* **Quoted passage**
We set up a standard gRPC server using google.golang.org/grpc.
We import github.com/grpc-ecosystem/go-grpc-prometheus. This library provides pre-built interceptors for Prometheus metrics.
grpc_prometheus.NewServerMetrics() creates a collector for common gRPC server metrics (request duration, count, errors, etc.).
s.Use(grpcMetrics.UnaryServerInterceptor()) hooks these metrics into our gRPC server’s request handling pipeline. Every gRPC call will now be observed by the Prometheus interceptor.
We start a separate HTTP server on :9091 that exposes the /metrics endpoint using promhttp.Handler(). This is where Prometheus will scrape.

Now, when Prometheus scrapes http://localhost:9091/metrics, it will see output like this:

# HELP go_gc_duration_seconds A collection of samples that allow you to track the pause time of your Go application's garbage collector.
# TYPE go_gc_duration_seconds histogram
# HELP go_goroutines A metric which counts the number of goroutines that currently exist.
# TYPE go_goroutines gauge
# HELP go_info Information about the Go application.
# TYPE go_info gauge
# HELP go_memstats_alloc_bytes Number of bytes allocated and still in use.

* **Task 1**
Decide whether each statement agrees with the gRPC metrics passage: (a) the /metrics endpoint is exposed by an HTTP server on port 9091; (b) the interceptor is hooked in with s.Use(grpcMetrics.StreamServerInterceptor()); (c) go_goroutines is listed as a histogram. For each, answer yes or no and quote the deciding words.
The text and the records are separate material with no link between them.

Stored data entries:
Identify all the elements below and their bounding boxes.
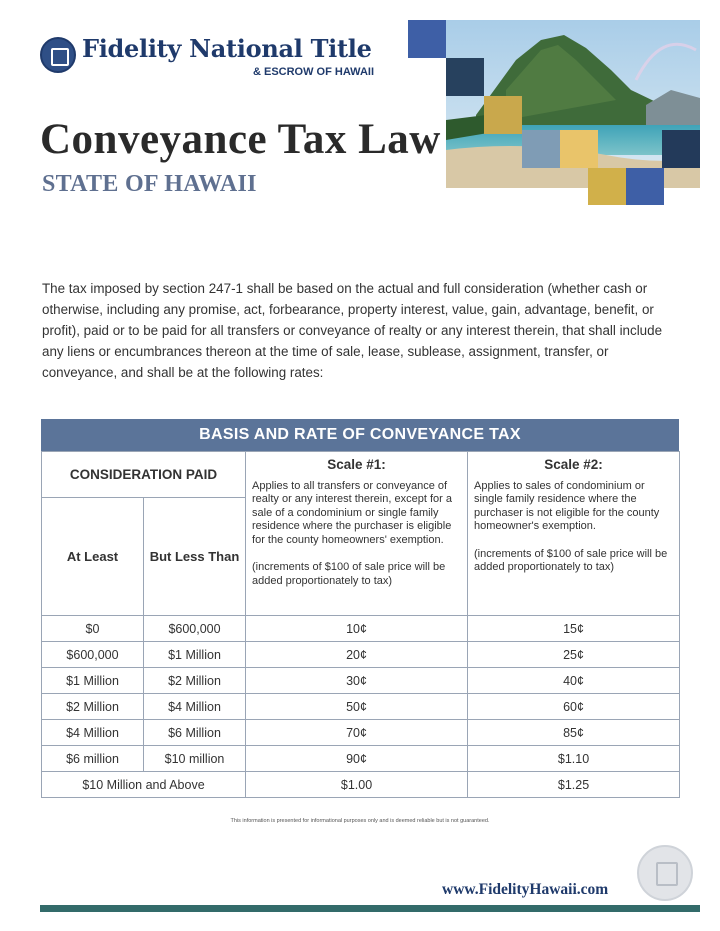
top-bracket-cell: $10 Million and Above bbox=[40, 771, 247, 798]
at-least-header: At Least bbox=[41, 497, 144, 616]
table-row: $1 Million $2 Million 30¢ 40¢ bbox=[41, 667, 681, 694]
website-link[interactable]: www.FidelityHawaii.com bbox=[442, 881, 609, 898]
at-least-cell: $600,000 bbox=[41, 641, 144, 668]
scale2-note: (increments of $100 of sale price will b… bbox=[474, 547, 668, 574]
scale2-title: Scale #2: bbox=[544, 457, 603, 472]
mosaic-square bbox=[446, 58, 484, 96]
disclaimer-text: This information is presented for inform… bbox=[230, 818, 490, 824]
title-seal-icon bbox=[40, 37, 76, 73]
mosaic-square bbox=[522, 130, 560, 168]
at-least-cell: $1 Million bbox=[41, 667, 144, 694]
conveyance-tax-table: BASIS AND RATE OF CONVEYANCE TAX CONSIDE… bbox=[40, 419, 681, 798]
hawaii-photo-mosaic bbox=[408, 20, 700, 205]
intro-paragraph: The tax imposed by section 247-1 shall b… bbox=[42, 281, 663, 380]
page-title: Conveyance Tax Law bbox=[40, 116, 441, 163]
table-row: $600,000 $1 Million 20¢ 25¢ bbox=[41, 641, 681, 668]
scale2-rate-cell: 40¢ bbox=[467, 667, 681, 694]
at-least-cell: $4 Million bbox=[41, 719, 144, 746]
scale1-rate-cell: 50¢ bbox=[245, 693, 469, 720]
scale1-rate-cell: 30¢ bbox=[245, 667, 469, 694]
scale2-header: Scale #2: Applies to sales of condominiu… bbox=[467, 451, 681, 616]
scale1-rate-cell: 20¢ bbox=[245, 641, 469, 668]
less-than-cell: $600,000 bbox=[142, 615, 247, 642]
table-row: $2 Million $4 Million 50¢ 60¢ bbox=[41, 693, 681, 720]
scale1-description: Applies to all transfers or conveyance o… bbox=[252, 479, 452, 546]
mosaic-square bbox=[560, 130, 598, 168]
footer-bar bbox=[40, 905, 700, 912]
at-least-cell: $2 Million bbox=[41, 693, 144, 720]
at-least-cell: $0 bbox=[41, 615, 144, 642]
table-row: $6 million $10 million 90¢ $1.10 bbox=[41, 745, 681, 772]
logo-subtitle: & ESCROW OF HAWAII bbox=[253, 66, 374, 78]
at-least-cell: $6 million bbox=[41, 745, 144, 772]
less-than-cell: $10 million bbox=[142, 745, 247, 772]
scale2-rate-cell: 15¢ bbox=[467, 615, 681, 642]
less-than-cell: $2 Million bbox=[142, 667, 247, 694]
less-than-cell: $6 Million bbox=[142, 719, 247, 746]
less-than-cell: $4 Million bbox=[142, 693, 247, 720]
realtor-badge-icon bbox=[637, 845, 693, 901]
scale1-rate-cell: $1.00 bbox=[245, 771, 469, 798]
company-logo: Fidelity National Title & ESCROW OF HAWA… bbox=[40, 34, 400, 80]
consideration-paid-header: CONSIDERATION PAID bbox=[40, 451, 247, 498]
scale2-description: Applies to sales of condominium or singl… bbox=[474, 479, 660, 533]
table-row: $4 Million $6 Million 70¢ 85¢ bbox=[41, 719, 681, 746]
mosaic-square bbox=[408, 20, 446, 58]
page-subtitle: STATE OF HAWAII bbox=[42, 171, 257, 197]
mosaic-square bbox=[626, 168, 664, 205]
scale2-rate-cell: $1.25 bbox=[467, 771, 681, 798]
scale1-rate-cell: 70¢ bbox=[245, 719, 469, 746]
scale2-rate-cell: 85¢ bbox=[467, 719, 681, 746]
scale2-rate-cell: 25¢ bbox=[467, 641, 681, 668]
logo-name: Fidelity National Title bbox=[82, 34, 372, 63]
table-row: $0 $600,000 10¢ 15¢ bbox=[41, 615, 681, 642]
table-row-last: $10 Million and Above $1.00 $1.25 bbox=[40, 771, 681, 798]
mosaic-square bbox=[484, 96, 522, 134]
scale2-rate-cell: $1.10 bbox=[467, 745, 681, 772]
scale1-header: Scale #1: Applies to all transfers or co… bbox=[245, 451, 469, 616]
but-less-than-header: But Less Than bbox=[142, 497, 247, 616]
scale1-rate-cell: 10¢ bbox=[245, 615, 469, 642]
scale2-rate-cell: 60¢ bbox=[467, 693, 681, 720]
scale1-title: Scale #1: bbox=[327, 457, 386, 472]
less-than-cell: $1 Million bbox=[142, 641, 247, 668]
mosaic-square bbox=[662, 130, 700, 168]
mosaic-square bbox=[588, 168, 626, 205]
scale1-rate-cell: 90¢ bbox=[245, 745, 469, 772]
table-heading: BASIS AND RATE OF CONVEYANCE TAX bbox=[41, 419, 679, 451]
scale1-note: (increments of $100 of sale price will b… bbox=[252, 561, 446, 587]
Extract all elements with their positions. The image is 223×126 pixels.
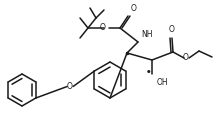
Text: ●: ● <box>147 70 151 74</box>
Text: NH: NH <box>141 30 153 39</box>
Text: O: O <box>100 24 106 33</box>
Text: O: O <box>131 4 137 13</box>
Text: O: O <box>183 54 189 62</box>
Text: OH: OH <box>157 78 169 87</box>
Text: O: O <box>169 25 175 34</box>
Text: O: O <box>66 82 72 91</box>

* **Task 2**
In the records, edit the lines starting with the line with "top-bracket-cell: $10 Million" and going on through the line with "scale2-title: Scale #2: bbox=[544, 457, 603, 472]", replacing "Million" with "million" and leaving all else unchanged. Give only those lines.

* **Correct response 1**
(a) Yes: "We start a separate HTTP server on :9091 that exposes the /metrics endpoint using promhttp.Handler()."
(b) No: "s.Use(grpcMetrics.UnaryServerInterceptor()) hooks these metrics into our gRPC server’s request handling pipeline."
(c) No: "# TYPE go_goroutines gauge"

* **Correct response 2**
top-bracket-cell: $10 million and Above bbox=[40, 771, 247, 798]
at-least-header: At Least bbox=[41, 497, 144, 616]
table-row: $1 million $2 million 30¢ 40¢ bbox=[41, 667, 681, 694]
website-link[interactable]: www.FidelityHawaii.com bbox=[442, 881, 609, 898]
at-least-cell: $600,000 bbox=[41, 641, 144, 668]
scale2-note: (increments of $100 of sale price will b… bbox=[474, 547, 668, 574]
scale2-title: Scale #2: bbox=[544, 457, 603, 472]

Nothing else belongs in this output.